begin

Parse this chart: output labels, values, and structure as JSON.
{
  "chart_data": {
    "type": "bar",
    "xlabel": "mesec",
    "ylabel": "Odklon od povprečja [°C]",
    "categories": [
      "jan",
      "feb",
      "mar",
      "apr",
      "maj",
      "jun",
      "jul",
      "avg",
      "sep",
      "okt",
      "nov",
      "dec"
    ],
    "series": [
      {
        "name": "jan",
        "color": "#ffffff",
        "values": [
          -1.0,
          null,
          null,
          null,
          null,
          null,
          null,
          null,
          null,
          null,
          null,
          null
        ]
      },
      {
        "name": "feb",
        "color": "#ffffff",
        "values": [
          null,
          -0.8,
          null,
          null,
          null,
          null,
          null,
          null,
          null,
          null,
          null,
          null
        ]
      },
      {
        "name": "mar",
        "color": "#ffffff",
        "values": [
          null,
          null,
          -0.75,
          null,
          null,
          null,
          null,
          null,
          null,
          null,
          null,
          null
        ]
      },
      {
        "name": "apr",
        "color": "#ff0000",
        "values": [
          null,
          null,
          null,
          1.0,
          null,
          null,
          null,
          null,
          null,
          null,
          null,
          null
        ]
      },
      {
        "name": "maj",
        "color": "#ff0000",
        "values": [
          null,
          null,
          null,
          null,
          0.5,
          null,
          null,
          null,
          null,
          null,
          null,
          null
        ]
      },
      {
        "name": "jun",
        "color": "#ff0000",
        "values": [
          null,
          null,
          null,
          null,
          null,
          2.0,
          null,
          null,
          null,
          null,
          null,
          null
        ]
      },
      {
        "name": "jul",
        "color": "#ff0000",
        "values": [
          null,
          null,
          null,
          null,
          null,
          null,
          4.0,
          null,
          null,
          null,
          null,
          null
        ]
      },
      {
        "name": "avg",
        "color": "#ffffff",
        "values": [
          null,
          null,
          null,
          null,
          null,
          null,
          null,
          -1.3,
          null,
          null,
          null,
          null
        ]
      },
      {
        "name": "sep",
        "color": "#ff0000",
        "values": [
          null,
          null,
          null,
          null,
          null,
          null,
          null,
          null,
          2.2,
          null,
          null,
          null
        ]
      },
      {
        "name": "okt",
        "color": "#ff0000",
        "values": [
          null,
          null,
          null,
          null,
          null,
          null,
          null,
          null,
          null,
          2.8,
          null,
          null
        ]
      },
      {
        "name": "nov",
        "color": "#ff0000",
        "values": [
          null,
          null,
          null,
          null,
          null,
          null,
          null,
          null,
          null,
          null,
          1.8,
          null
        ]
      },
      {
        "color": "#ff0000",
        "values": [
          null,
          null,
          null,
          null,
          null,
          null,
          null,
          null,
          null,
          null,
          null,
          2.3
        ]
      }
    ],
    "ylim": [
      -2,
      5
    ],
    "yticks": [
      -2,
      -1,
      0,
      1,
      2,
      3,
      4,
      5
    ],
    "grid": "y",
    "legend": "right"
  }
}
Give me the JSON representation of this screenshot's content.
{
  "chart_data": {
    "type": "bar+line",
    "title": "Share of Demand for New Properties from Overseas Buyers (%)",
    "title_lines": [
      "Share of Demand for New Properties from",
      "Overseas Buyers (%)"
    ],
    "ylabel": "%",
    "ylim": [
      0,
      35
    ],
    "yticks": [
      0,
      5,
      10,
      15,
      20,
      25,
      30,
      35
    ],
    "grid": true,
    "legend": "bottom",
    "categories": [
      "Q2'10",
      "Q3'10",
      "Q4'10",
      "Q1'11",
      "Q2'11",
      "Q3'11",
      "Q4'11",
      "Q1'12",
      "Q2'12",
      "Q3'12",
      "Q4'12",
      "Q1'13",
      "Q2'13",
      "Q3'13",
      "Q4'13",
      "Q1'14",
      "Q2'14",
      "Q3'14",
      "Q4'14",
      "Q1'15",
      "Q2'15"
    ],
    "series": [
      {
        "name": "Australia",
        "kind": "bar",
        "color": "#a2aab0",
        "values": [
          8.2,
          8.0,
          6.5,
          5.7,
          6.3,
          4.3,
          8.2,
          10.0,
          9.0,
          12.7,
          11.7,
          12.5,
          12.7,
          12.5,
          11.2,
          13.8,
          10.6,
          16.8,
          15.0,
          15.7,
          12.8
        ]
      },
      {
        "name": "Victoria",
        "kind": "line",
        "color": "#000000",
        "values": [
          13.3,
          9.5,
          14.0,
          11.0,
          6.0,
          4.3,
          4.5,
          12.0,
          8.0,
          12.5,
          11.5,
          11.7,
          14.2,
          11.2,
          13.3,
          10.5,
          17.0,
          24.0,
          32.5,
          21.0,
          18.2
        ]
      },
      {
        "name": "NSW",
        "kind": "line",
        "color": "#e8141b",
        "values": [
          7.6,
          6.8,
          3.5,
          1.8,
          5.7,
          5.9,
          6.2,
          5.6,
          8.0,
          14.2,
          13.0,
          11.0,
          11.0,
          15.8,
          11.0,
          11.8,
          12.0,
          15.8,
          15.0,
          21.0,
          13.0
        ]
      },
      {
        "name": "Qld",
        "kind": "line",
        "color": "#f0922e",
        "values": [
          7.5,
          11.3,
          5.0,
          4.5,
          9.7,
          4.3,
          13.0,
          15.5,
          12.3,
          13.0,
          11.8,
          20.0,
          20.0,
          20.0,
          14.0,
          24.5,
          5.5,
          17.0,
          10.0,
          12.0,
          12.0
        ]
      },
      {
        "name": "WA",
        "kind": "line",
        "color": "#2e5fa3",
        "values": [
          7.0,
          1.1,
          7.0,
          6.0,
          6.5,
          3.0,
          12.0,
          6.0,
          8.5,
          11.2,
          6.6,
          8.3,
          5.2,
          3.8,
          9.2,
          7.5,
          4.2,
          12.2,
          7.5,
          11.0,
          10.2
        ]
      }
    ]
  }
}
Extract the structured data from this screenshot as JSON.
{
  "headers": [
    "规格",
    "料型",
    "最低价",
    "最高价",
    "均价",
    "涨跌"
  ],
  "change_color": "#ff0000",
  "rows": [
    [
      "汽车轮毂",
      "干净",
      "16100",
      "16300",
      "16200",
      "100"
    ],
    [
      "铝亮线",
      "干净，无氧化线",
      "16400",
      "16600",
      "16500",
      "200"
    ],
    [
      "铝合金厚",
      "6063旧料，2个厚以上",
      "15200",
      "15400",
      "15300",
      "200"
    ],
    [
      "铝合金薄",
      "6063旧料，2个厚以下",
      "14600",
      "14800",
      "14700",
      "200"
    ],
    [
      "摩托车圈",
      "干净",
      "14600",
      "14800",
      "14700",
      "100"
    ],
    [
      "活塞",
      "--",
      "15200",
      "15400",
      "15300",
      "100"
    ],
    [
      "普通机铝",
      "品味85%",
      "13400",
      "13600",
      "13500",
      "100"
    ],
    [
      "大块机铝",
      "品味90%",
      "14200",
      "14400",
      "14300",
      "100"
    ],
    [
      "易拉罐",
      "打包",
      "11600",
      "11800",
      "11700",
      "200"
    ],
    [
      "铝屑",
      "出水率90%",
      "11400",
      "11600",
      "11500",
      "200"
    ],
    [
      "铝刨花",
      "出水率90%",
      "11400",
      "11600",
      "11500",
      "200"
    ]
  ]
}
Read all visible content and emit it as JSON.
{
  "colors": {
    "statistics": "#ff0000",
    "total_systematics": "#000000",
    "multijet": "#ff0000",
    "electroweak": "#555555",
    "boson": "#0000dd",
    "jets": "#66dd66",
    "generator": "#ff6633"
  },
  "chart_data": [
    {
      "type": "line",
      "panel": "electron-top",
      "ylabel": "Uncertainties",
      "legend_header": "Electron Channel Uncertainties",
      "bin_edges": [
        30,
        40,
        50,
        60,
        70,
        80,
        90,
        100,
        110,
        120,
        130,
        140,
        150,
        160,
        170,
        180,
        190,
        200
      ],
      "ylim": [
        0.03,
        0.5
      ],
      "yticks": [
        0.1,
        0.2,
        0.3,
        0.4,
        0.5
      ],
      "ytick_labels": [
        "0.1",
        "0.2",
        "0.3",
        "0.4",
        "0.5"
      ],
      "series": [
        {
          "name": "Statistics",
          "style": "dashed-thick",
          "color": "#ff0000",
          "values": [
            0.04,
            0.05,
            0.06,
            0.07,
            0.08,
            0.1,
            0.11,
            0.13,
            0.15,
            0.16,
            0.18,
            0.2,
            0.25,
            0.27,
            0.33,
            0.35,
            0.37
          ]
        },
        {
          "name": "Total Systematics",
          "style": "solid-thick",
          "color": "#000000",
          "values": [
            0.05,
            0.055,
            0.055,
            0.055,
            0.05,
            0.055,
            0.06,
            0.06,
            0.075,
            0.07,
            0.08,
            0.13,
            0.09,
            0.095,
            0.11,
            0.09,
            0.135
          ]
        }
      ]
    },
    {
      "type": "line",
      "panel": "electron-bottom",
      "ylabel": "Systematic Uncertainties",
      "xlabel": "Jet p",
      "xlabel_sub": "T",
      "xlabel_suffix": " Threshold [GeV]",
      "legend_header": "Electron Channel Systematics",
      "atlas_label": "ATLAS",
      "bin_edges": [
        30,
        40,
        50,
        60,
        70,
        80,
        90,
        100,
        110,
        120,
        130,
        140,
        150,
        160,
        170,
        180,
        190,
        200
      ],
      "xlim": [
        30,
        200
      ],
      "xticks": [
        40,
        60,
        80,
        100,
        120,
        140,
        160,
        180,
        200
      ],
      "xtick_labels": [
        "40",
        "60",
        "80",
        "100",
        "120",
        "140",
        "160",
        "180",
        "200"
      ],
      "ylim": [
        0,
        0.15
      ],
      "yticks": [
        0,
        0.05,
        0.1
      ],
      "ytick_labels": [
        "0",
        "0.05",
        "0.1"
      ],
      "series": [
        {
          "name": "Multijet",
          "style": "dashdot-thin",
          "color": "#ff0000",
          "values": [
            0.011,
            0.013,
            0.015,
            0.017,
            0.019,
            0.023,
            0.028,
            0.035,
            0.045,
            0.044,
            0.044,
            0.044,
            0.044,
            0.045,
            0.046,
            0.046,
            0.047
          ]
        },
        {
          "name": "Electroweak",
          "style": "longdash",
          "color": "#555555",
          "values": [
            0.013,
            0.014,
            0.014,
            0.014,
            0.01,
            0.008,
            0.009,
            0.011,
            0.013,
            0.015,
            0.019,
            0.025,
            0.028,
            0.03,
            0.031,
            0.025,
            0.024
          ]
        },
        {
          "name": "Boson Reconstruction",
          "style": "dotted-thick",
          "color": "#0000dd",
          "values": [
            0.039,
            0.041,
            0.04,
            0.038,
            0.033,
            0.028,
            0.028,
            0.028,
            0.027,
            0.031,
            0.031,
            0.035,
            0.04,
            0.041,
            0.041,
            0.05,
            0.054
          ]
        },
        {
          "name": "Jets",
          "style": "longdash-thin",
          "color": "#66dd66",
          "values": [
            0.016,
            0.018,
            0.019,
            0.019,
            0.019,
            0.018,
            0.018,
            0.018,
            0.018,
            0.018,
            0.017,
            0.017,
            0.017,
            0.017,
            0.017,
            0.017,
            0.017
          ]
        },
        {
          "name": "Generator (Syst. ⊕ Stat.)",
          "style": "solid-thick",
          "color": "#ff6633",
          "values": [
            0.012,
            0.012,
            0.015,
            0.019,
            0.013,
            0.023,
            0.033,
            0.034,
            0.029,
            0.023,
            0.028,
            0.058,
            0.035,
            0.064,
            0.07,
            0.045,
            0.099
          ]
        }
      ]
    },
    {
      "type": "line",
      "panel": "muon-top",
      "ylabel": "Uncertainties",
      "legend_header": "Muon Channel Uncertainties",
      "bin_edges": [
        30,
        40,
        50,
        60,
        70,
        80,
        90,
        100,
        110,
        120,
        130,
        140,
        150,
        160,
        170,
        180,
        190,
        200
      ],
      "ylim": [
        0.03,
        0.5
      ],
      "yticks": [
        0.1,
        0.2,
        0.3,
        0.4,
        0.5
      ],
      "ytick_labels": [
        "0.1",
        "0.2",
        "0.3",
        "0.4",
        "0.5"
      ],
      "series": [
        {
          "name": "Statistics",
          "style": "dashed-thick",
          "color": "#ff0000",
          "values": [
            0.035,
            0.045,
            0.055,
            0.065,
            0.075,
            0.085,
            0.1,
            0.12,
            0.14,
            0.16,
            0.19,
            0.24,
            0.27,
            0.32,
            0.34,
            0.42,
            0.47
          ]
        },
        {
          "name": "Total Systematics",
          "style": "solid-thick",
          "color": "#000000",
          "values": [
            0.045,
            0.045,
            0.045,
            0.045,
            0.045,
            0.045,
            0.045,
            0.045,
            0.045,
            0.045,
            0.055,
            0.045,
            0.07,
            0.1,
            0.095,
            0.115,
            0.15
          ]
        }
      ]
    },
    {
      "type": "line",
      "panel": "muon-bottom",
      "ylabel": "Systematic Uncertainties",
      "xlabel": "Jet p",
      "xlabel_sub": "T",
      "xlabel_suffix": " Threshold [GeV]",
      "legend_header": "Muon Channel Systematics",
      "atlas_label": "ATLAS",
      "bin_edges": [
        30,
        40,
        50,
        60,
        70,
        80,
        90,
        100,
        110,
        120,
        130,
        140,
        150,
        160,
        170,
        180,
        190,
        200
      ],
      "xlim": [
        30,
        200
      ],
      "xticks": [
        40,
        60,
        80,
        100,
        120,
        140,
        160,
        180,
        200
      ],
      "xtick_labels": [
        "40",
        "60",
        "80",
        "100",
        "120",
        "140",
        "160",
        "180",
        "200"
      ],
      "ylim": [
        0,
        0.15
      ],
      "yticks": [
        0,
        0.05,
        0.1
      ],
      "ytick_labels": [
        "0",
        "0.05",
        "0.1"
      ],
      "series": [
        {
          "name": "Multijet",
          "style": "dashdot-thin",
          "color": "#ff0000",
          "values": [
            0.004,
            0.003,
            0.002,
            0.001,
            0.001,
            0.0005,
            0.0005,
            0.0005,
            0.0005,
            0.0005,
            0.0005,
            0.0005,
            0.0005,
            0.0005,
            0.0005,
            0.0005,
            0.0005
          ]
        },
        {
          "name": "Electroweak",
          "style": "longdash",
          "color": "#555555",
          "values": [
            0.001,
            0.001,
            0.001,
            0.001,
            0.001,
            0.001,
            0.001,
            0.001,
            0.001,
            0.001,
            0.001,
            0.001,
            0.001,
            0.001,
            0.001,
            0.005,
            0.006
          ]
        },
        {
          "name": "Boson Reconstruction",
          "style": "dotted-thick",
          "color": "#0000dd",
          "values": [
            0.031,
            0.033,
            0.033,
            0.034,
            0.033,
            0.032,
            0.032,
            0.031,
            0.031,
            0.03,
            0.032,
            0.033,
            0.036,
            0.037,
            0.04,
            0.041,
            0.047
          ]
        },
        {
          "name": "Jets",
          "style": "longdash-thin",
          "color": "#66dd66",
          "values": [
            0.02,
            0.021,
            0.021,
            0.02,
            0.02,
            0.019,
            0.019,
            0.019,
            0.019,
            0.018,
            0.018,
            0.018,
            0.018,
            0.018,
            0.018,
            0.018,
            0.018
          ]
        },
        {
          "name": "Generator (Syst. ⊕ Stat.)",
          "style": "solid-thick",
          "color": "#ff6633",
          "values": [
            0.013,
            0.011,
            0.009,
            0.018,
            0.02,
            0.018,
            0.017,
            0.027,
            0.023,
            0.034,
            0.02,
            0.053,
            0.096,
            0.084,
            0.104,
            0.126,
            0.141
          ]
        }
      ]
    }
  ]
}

end

Written problem ::
Using the listing above, show each line holding the string "this".

Result ::
Parse this chart: output labels, values, and structure as JSON.
Give me the JSON representation of this screenshot's content.
Extract the structured data from this screenshot as JSON.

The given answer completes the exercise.